━━━━━ Stored records

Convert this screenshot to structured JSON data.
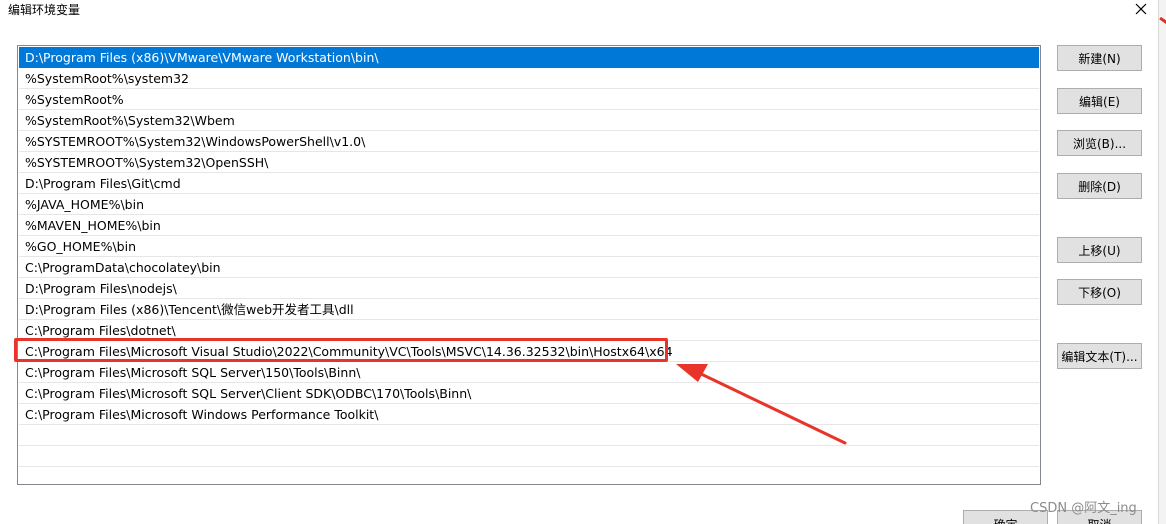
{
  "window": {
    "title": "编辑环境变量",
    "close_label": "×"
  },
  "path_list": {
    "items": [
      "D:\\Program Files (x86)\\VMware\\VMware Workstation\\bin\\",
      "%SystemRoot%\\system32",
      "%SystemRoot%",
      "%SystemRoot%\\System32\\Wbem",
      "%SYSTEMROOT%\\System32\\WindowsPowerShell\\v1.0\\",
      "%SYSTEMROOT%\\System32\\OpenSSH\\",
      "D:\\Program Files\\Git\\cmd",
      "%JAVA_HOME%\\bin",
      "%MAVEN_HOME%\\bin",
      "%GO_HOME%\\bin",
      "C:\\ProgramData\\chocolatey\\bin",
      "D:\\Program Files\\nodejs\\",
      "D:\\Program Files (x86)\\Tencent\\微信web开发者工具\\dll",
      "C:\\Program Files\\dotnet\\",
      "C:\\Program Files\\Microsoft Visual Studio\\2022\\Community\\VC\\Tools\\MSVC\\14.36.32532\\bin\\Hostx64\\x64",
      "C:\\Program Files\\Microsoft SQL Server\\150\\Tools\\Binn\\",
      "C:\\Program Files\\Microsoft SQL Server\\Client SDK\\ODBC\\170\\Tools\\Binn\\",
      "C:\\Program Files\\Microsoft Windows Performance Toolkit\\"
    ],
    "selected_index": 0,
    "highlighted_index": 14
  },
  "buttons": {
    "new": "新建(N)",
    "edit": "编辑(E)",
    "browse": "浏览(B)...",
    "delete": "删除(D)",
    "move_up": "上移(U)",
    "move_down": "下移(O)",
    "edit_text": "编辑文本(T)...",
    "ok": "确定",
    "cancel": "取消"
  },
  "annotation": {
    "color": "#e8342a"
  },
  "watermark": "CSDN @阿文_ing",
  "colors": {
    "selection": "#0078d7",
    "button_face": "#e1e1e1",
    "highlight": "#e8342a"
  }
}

━━━━━━━━━━
━━━━━ Stored records

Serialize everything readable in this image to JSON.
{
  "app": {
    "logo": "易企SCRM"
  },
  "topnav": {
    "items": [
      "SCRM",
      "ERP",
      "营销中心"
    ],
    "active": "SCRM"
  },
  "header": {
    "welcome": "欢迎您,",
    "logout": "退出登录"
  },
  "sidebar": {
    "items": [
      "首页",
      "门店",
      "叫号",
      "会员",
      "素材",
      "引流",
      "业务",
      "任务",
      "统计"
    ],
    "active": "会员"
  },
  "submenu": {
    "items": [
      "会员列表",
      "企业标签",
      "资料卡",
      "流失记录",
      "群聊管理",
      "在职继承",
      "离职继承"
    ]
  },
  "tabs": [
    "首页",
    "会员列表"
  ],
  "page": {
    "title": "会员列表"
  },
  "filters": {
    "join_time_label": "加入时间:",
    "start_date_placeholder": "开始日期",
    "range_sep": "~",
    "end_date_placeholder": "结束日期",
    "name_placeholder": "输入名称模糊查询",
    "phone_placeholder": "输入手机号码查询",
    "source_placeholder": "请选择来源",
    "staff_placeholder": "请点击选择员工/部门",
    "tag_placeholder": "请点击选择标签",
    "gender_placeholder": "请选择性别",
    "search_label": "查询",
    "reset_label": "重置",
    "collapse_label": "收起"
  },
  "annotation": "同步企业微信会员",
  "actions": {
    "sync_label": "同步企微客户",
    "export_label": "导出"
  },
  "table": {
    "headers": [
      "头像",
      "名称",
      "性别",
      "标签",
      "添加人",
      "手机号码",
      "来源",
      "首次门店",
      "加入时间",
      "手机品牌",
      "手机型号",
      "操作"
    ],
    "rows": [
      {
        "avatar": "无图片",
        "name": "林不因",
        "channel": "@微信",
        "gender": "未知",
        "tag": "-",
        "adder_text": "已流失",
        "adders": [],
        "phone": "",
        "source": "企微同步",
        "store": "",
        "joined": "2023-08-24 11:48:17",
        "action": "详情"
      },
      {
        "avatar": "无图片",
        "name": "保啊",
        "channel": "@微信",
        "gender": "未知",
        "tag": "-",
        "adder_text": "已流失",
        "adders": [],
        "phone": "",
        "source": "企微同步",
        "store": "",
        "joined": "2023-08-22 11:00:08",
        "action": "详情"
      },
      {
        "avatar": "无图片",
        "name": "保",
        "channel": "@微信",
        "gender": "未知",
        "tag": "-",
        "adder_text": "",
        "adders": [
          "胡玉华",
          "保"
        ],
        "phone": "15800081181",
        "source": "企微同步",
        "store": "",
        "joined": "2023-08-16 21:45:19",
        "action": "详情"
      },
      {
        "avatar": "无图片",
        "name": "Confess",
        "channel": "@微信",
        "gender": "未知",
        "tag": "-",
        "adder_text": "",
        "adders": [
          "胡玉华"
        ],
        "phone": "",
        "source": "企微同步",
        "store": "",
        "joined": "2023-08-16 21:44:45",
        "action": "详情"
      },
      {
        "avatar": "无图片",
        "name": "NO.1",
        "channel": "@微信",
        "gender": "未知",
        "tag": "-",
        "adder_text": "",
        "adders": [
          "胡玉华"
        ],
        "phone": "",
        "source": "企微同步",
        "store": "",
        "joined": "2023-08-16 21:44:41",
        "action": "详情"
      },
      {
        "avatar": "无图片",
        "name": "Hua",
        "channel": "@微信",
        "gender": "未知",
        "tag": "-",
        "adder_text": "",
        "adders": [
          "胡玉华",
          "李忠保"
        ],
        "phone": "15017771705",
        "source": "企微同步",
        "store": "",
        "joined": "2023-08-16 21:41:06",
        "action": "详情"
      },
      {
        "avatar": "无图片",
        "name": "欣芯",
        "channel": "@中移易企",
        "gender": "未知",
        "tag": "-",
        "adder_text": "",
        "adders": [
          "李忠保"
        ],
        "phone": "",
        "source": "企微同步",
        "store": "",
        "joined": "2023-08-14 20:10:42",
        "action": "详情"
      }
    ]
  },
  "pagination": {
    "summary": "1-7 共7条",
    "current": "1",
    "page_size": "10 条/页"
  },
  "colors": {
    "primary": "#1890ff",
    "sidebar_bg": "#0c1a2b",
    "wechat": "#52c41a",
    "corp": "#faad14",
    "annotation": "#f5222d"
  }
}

━━━━━━━━━━
━━━━━ Stored records

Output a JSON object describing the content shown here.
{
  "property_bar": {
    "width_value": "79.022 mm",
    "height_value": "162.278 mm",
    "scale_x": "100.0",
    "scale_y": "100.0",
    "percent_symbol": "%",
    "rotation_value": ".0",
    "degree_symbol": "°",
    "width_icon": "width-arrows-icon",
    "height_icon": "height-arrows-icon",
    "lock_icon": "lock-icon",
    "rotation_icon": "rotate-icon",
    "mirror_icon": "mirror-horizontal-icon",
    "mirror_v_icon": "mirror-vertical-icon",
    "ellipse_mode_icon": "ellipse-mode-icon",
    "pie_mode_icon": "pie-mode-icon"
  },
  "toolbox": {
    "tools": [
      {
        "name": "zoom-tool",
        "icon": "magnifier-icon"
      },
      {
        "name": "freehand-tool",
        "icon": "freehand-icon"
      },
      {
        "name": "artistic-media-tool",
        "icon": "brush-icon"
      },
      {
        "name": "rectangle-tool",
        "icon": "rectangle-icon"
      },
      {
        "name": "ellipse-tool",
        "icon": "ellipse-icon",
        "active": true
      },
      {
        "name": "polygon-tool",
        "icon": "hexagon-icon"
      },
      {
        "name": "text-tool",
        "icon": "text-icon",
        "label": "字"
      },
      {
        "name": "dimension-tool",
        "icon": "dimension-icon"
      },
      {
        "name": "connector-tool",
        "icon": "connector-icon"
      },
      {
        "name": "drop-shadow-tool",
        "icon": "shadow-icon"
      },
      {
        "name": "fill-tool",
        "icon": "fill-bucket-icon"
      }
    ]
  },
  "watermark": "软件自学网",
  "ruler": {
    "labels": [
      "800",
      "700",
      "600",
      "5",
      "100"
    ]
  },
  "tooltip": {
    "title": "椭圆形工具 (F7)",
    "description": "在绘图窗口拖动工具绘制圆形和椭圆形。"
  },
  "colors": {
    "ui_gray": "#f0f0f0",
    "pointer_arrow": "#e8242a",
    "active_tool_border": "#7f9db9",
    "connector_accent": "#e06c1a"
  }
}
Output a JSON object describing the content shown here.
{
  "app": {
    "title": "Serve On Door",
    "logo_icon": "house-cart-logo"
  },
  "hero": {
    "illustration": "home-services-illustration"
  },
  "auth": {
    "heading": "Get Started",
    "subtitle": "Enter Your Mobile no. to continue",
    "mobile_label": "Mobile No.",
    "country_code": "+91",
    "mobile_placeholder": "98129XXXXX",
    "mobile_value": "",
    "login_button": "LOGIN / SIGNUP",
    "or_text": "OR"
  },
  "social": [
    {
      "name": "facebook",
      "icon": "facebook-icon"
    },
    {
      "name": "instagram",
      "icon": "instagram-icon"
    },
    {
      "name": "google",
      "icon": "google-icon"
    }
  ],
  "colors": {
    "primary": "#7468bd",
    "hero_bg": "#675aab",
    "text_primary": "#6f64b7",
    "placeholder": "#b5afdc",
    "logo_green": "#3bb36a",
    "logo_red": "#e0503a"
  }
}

━━━━━━━━━━

» Work to do:
Search the listing for the word "annotation" and return each line that holds it.

» Exercise response:
  "annotation": {
  "annotation": "同步企业微信会员",
    "annotation": "#f5222d"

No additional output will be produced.